Work to do: From the entries below, list each line with "before".
◇ ◇ ◇ ◇ ◇ ◇ ◇
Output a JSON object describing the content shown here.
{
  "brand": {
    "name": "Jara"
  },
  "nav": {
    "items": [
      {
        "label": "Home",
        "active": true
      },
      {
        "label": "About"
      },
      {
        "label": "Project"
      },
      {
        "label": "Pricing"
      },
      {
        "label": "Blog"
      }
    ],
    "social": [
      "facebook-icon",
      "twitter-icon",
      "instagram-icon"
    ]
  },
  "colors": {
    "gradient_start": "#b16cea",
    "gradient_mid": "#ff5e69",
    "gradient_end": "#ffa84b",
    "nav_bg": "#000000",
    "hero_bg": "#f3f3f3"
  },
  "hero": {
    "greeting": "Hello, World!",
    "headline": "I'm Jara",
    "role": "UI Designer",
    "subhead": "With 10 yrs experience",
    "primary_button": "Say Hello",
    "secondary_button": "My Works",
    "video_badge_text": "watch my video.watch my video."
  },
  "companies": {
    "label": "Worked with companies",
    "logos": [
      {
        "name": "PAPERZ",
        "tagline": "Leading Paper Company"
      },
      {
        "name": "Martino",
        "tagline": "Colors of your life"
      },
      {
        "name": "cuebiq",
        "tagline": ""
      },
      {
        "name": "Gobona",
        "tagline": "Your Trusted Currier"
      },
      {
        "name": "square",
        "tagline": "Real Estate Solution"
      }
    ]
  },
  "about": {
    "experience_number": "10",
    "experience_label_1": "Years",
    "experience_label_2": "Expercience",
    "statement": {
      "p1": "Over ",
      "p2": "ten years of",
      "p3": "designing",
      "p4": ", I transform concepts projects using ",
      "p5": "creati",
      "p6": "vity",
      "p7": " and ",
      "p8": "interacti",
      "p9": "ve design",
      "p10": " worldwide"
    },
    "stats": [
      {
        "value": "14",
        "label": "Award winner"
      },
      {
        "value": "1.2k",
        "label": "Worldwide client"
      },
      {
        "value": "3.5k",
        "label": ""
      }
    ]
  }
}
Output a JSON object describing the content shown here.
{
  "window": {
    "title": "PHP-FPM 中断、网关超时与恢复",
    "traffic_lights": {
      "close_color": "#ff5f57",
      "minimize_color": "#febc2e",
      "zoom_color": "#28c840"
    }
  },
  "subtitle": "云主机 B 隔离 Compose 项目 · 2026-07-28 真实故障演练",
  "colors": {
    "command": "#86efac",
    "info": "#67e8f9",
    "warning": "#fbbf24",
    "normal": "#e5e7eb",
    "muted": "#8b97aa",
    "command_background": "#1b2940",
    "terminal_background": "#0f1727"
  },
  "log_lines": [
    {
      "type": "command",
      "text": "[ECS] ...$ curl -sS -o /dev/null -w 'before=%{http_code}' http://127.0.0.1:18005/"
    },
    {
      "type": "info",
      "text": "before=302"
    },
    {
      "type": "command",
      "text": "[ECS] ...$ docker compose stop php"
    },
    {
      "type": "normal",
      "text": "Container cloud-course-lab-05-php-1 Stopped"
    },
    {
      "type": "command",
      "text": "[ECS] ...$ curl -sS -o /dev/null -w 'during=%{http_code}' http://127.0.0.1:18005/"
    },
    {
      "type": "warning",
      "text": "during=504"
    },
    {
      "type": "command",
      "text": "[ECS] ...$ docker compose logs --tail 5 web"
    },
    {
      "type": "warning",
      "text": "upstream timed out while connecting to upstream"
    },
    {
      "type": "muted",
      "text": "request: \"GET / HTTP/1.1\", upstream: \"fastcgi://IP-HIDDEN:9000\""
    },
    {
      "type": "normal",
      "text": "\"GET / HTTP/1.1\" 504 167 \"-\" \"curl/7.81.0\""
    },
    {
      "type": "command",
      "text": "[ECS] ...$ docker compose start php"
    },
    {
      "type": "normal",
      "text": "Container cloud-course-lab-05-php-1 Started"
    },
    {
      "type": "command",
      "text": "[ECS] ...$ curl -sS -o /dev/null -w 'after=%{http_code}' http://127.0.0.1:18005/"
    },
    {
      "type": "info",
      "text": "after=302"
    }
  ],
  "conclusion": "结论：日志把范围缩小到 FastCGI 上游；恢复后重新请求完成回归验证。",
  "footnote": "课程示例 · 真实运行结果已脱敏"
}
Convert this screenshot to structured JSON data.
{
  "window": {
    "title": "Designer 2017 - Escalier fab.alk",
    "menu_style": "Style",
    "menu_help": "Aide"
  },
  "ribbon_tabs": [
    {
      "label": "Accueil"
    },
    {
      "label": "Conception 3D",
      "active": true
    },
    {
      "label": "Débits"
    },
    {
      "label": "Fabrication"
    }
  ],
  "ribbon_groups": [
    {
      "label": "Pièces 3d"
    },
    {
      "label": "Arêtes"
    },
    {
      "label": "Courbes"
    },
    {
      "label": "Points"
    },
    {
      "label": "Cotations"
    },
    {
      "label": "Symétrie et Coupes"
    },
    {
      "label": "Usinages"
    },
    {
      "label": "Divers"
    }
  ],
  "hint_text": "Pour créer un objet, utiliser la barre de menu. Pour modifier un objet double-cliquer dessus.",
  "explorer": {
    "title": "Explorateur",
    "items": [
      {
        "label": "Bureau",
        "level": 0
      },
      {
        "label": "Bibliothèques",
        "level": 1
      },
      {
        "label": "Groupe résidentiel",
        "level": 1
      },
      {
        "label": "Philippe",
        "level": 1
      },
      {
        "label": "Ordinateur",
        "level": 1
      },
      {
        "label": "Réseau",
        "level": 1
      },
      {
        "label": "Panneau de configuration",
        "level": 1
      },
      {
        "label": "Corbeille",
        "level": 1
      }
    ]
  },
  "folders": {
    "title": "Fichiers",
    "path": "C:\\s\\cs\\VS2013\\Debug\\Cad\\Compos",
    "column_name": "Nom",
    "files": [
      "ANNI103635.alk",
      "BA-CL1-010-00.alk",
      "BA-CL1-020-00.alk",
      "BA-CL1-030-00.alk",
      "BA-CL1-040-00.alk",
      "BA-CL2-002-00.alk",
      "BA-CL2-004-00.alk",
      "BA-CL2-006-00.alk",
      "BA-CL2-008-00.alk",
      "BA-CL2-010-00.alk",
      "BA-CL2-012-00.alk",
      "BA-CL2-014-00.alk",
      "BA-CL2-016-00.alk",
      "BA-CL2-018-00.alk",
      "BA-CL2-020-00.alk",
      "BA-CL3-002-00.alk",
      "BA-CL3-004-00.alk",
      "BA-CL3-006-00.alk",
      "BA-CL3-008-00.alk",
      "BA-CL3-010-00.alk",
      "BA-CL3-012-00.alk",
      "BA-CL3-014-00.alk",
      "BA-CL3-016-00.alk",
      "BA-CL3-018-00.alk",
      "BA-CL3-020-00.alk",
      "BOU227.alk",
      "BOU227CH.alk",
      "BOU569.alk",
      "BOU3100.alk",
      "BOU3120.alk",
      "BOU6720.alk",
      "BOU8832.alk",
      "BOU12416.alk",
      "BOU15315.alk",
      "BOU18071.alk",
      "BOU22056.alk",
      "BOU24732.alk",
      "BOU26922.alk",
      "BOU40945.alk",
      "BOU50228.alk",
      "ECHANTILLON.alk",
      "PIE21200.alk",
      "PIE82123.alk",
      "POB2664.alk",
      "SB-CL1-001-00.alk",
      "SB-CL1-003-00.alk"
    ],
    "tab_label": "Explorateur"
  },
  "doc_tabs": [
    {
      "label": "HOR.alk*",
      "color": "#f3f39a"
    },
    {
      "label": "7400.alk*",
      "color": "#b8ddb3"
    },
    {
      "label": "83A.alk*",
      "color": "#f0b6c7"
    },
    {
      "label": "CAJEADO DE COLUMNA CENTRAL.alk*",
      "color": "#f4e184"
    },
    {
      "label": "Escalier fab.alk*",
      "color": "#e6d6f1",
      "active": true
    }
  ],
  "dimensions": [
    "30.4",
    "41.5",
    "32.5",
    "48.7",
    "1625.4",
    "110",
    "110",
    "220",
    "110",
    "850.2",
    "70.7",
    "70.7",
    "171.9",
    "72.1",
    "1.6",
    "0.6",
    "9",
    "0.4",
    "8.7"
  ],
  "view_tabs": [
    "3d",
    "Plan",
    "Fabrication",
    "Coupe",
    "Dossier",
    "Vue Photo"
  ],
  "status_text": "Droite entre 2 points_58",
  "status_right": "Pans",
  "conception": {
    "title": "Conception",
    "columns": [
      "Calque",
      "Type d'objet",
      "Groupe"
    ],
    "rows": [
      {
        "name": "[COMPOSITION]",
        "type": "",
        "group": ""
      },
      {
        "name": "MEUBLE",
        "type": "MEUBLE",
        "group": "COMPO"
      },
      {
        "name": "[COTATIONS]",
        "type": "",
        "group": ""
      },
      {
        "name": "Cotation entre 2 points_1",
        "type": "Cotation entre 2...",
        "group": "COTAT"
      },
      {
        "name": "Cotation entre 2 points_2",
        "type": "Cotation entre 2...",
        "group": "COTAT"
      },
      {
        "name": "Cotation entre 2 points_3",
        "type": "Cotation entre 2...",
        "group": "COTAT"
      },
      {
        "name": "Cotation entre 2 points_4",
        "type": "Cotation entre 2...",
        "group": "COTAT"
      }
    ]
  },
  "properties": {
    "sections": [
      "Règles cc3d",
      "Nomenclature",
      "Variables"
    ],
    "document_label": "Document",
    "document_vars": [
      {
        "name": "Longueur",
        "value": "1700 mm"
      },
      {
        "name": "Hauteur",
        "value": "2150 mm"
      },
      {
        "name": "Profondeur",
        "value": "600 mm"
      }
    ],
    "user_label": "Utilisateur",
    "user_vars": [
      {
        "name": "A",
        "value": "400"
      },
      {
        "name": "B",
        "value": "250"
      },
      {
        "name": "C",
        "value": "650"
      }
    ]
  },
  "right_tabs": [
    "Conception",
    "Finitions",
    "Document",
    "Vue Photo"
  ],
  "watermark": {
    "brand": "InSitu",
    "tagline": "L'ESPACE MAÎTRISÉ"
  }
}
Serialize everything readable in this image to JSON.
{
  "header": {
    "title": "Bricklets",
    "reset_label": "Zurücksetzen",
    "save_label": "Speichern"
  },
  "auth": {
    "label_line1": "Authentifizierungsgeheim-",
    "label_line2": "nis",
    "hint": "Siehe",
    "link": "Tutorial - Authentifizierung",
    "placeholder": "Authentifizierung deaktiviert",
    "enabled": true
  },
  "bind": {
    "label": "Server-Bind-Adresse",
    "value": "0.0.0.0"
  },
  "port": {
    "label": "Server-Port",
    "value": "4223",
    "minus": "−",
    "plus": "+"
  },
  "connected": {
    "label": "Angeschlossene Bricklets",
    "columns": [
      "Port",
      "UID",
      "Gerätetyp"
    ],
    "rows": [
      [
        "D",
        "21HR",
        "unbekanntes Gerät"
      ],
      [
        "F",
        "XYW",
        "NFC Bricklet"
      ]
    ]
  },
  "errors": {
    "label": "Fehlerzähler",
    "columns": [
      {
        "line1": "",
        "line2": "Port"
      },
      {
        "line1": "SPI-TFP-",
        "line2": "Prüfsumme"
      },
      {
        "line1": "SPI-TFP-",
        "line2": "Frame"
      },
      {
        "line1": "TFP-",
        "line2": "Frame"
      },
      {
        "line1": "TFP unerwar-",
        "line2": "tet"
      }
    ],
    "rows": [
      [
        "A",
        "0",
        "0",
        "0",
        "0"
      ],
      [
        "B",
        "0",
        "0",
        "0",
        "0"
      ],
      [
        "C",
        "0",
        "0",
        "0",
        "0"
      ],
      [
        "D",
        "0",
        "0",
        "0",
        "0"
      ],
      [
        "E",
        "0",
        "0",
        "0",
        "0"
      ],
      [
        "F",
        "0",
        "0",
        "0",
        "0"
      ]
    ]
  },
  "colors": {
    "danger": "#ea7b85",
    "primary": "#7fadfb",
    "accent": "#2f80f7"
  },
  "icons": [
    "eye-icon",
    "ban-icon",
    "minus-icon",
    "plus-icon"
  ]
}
◇ ◇ ◇ ◇ ◇ ◇ ◇
Output:
      "text": "[ECS] ...$ curl -sS -o /dev/null -w 'before=%{http_code}' http://127.0.0.1:18005/"
      "text": "before=302"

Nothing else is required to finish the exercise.